Task objective: Reproduce the entries below in full, word for word.

Saved entries:
::::::::::

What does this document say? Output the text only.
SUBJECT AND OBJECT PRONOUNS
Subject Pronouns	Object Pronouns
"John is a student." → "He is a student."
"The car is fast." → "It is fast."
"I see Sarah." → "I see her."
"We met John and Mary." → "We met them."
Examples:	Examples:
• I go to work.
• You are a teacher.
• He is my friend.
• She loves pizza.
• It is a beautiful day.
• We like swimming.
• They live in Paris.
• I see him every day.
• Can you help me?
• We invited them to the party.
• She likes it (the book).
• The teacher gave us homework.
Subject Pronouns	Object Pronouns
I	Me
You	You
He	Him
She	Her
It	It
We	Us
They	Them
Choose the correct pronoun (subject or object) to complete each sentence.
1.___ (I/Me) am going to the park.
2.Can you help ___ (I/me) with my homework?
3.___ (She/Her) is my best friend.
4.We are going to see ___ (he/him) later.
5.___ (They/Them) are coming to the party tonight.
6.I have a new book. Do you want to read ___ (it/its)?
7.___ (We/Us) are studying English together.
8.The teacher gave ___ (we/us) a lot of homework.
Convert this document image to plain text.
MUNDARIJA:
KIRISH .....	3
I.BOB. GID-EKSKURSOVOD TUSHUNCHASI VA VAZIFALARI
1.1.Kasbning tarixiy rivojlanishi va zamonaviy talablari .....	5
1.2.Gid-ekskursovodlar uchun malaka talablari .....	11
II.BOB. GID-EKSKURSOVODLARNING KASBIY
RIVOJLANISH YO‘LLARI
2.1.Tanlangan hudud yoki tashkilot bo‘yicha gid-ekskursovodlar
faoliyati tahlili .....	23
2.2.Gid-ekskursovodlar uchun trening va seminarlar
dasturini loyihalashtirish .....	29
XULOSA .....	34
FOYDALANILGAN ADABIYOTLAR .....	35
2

::::::::::

Problem solution:
What does this document say? Output the text only.
SUBJECT AND OBJECT PRONOUNS
Subject Pronouns	Object Pronouns
"John is a student." → "He is a student."
"The car is fast." → "It is fast."
"I see Sarah." → "I see her."
"We met John and Mary." → "We met them."
Examples:	Examples:
• I go to work.
• You are a teacher.
• He is my friend.
• She loves pizza.
• It is a beautiful day.
• We like swimming.
• They live in Paris.
• I see him every day.
• Can you help me?
• We invited them to the party.
• She likes it (the book).
• The teacher gave us homework.
Subject Pronouns	Object Pronouns
I	Me
You	You
He	Him
She	Her
It	It
We	Us
They	Them
Choose the correct pronoun (subject or object) to complete each sentence.
1.___ (I/Me) am going to the park.
2.Can you help ___ (I/me) with my homework?
3.___ (She/Her) is my best friend.
4.We are going to see ___ (he/him) later.
5.___ (They/Them) are coming to the party tonight.
6.I have a new book. Do you want to read ___ (it/its)?
7.___ (We/Us) are studying English together.
8.The teacher gave ___ (we/us) a lot of homework.
Convert this document image to plain text.
MUNDARIJA:
KIRISH .....	3
I.BOB. GID-EKSKURSOVOD TUSHUNCHASI VA VAZIFALARI
1.1.Kasbning tarixiy rivojlanishi va zamonaviy talablari .....	5
1.2.Gid-ekskursovodlar uchun malaka talablari .....	11
II.BOB. GID-EKSKURSOVODLARNING KASBIY
RIVOJLANISH YO‘LLARI
2.1.Tanlangan hudud yoki tashkilot bo‘yicha gid-ekskursovodlar
faoliyati tahlili .....	23
2.2.Gid-ekskursovodlar uchun trening va seminarlar
dasturini loyihalashtirish .....	29
XULOSA .....	34
FOYDALANILGAN ADABIYOTLAR .....	35
2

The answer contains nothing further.